→ Problem
Omit every picture and write out the rest of the records exactly.

→ Stored records
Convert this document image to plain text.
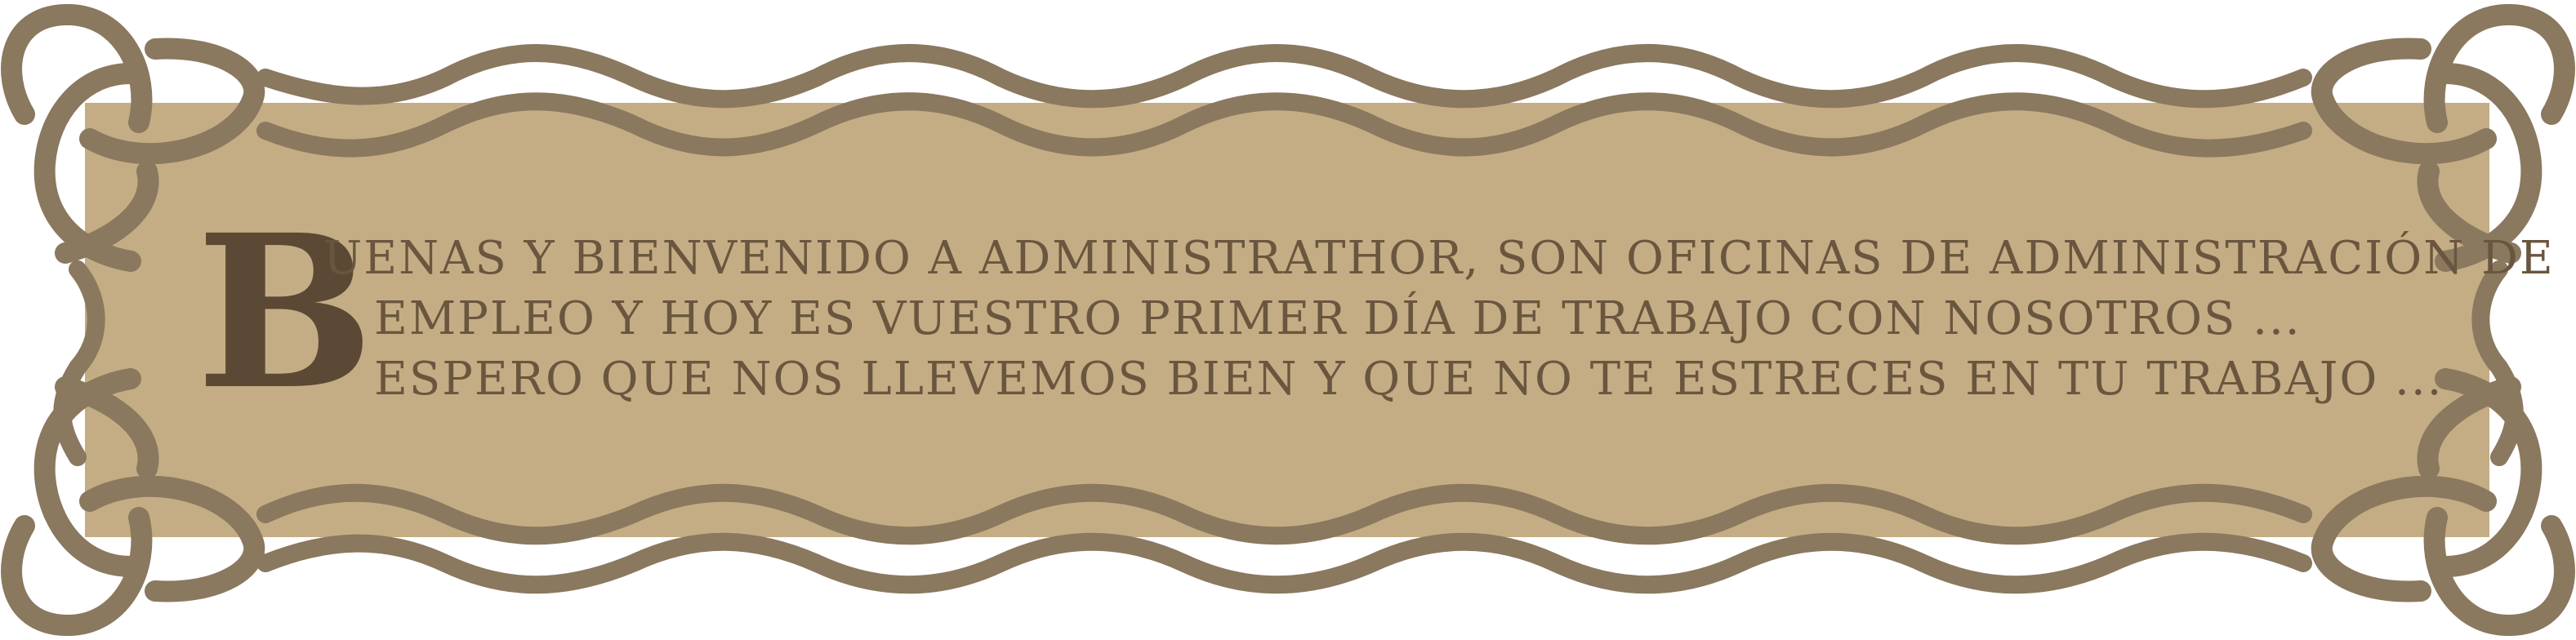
B
UENAS Y BIENVENIDO A ADMINISTRATHOR, SON OFICINAS DE ADMINISTRACIÓN DE
EMPLEO Y HOY ES VUESTRO PRIMER DÍA DE TRABAJO CON NOSOTROS ...
ESPERO QUE NOS LLEVEMOS BIEN Y QUE NO TE ESTRECES EN TU TRABAJO ...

→ Answer to this problem
Convert this document image to plain text.
B
UENAS Y BIENVENIDO A ADMINISTRATHOR, SON OFICINAS DE ADMINISTRACIÓN DE
EMPLEO Y HOY ES VUESTRO PRIMER DÍA DE TRABAJO CON NOSOTROS ...
ESPERO QUE NOS LLEVEMOS BIEN Y QUE NO TE ESTRECES EN TU TRABAJO ...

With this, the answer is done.